_Material shown_.

_ _ _ _ _ _ _

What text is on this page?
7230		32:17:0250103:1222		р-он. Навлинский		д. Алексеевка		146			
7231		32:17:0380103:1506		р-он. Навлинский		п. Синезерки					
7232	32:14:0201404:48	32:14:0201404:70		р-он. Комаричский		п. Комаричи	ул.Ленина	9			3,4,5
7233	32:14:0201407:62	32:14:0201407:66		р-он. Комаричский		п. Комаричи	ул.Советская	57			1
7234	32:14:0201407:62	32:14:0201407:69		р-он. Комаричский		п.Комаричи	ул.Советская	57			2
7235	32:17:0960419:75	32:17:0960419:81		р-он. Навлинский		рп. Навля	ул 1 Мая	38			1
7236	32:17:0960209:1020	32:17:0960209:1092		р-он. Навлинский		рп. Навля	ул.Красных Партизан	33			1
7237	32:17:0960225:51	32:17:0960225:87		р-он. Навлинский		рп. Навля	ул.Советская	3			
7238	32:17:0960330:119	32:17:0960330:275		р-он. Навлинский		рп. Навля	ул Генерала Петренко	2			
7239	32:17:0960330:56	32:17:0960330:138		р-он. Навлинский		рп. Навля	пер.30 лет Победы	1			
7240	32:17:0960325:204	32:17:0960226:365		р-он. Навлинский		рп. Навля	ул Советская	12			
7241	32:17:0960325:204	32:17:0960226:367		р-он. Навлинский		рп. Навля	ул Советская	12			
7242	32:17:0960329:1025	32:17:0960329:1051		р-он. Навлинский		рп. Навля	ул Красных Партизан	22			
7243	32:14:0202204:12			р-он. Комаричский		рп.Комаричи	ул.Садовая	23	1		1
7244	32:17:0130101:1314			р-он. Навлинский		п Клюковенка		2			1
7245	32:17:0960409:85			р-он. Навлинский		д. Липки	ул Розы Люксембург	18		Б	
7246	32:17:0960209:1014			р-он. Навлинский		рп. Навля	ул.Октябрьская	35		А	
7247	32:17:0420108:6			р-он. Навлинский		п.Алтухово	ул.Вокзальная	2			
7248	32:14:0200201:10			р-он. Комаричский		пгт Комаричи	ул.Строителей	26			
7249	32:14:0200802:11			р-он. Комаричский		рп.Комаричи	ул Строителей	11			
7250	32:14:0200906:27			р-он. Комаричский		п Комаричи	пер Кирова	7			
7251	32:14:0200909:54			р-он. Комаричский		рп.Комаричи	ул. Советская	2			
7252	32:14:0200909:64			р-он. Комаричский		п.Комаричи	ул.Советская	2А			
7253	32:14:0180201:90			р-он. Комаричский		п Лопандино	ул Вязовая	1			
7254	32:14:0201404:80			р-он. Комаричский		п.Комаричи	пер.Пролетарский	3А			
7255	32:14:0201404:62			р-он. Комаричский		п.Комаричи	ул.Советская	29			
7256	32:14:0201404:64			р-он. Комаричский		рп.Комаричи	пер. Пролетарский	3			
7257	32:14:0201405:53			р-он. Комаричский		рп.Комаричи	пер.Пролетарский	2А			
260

_ _ _ _ _ _ _

_Do this_. Reproduce the listing shown above in its entirety, exactly.

_Solution to this task_.
What text is on this page?
7230		32:17:0250103:1222		р-он. Навлинский		д. Алексеевка		146			
7231		32:17:0380103:1506		р-он. Навлинский		п. Синезерки					
7232	32:14:0201404:48	32:14:0201404:70		р-он. Комаричский		п. Комаричи	ул.Ленина	9			3,4,5
7233	32:14:0201407:62	32:14:0201407:66		р-он. Комаричский		п. Комаричи	ул.Советская	57			1
7234	32:14:0201407:62	32:14:0201407:69		р-он. Комаричский		п.Комаричи	ул.Советская	57			2
7235	32:17:0960419:75	32:17:0960419:81		р-он. Навлинский		рп. Навля	ул 1 Мая	38			1
7236	32:17:0960209:1020	32:17:0960209:1092		р-он. Навлинский		рп. Навля	ул.Красных Партизан	33			1
7237	32:17:0960225:51	32:17:0960225:87		р-он. Навлинский		рп. Навля	ул.Советская	3			
7238	32:17:0960330:119	32:17:0960330:275		р-он. Навлинский		рп. Навля	ул Генерала Петренко	2			
7239	32:17:0960330:56	32:17:0960330:138		р-он. Навлинский		рп. Навля	пер.30 лет Победы	1			
7240	32:17:0960325:204	32:17:0960226:365		р-он. Навлинский		рп. Навля	ул Советская	12			
7241	32:17:0960325:204	32:17:0960226:367		р-он. Навлинский		рп. Навля	ул Советская	12			
7242	32:17:0960329:1025	32:17:0960329:1051		р-он. Навлинский		рп. Навля	ул Красных Партизан	22			
7243	32:14:0202204:12			р-он. Комаричский		рп.Комаричи	ул.Садовая	23	1		1
7244	32:17:0130101:1314			р-он. Навлинский		п Клюковенка		2			1
7245	32:17:0960409:85			р-он. Навлинский		д. Липки	ул Розы Люксембург	18		Б	
7246	32:17:0960209:1014			р-он. Навлинский		рп. Навля	ул.Октябрьская	35		А	
7247	32:17:0420108:6			р-он. Навлинский		п.Алтухово	ул.Вокзальная	2			
7248	32:14:0200201:10			р-он. Комаричский		пгт Комаричи	ул.Строителей	26			
7249	32:14:0200802:11			р-он. Комаричский		рп.Комаричи	ул Строителей	11			
7250	32:14:0200906:27			р-он. Комаричский		п Комаричи	пер Кирова	7			
7251	32:14:0200909:54			р-он. Комаричский		рп.Комаричи	ул. Советская	2			
7252	32:14:0200909:64			р-он. Комаричский		п.Комаричи	ул.Советская	2А			
7253	32:14:0180201:90			р-он. Комаричский		п Лопандино	ул Вязовая	1			
7254	32:14:0201404:80			р-он. Комаричский		п.Комаричи	пер.Пролетарский	3А			
7255	32:14:0201404:62			р-он. Комаричский		п.Комаричи	ул.Советская	29			
7256	32:14:0201404:64			р-он. Комаричский		рп.Комаричи	пер. Пролетарский	3			
7257	32:14:0201405:53			р-он. Комаричский		рп.Комаричи	пер.Пролетарский	2А			
260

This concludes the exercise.